## START Data section

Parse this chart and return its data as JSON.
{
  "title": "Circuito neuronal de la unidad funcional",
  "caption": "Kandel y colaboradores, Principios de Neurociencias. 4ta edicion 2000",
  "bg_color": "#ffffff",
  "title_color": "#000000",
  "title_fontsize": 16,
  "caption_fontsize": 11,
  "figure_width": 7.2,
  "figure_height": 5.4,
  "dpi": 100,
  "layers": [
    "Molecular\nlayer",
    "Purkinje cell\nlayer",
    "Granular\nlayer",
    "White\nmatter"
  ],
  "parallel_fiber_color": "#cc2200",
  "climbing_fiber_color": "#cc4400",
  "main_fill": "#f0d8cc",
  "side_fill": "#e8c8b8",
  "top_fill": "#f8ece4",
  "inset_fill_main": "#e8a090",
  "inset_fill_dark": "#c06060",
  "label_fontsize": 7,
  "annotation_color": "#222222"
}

## END Data section

*The problem*
Take the material above and return all of it exactly.

*Output of the task*
Parse this chart and return its data as JSON.
{
  "title": "Circuito neuronal de la unidad funcional",
  "caption": "Kandel y colaboradores, Principios de Neurociencias. 4ta edicion 2000",
  "bg_color": "#ffffff",
  "title_color": "#000000",
  "title_fontsize": 16,
  "caption_fontsize": 11,
  "figure_width": 7.2,
  "figure_height": 5.4,
  "dpi": 100,
  "layers": [
    "Molecular\nlayer",
    "Purkinje cell\nlayer",
    "Granular\nlayer",
    "White\nmatter"
  ],
  "parallel_fiber_color": "#cc2200",
  "climbing_fiber_color": "#cc4400",
  "main_fill": "#f0d8cc",
  "side_fill": "#e8c8b8",
  "top_fill": "#f8ece4",
  "inset_fill_main": "#e8a090",
  "inset_fill_dark": "#c06060",
  "label_fontsize": 7,
  "annotation_color": "#222222"
}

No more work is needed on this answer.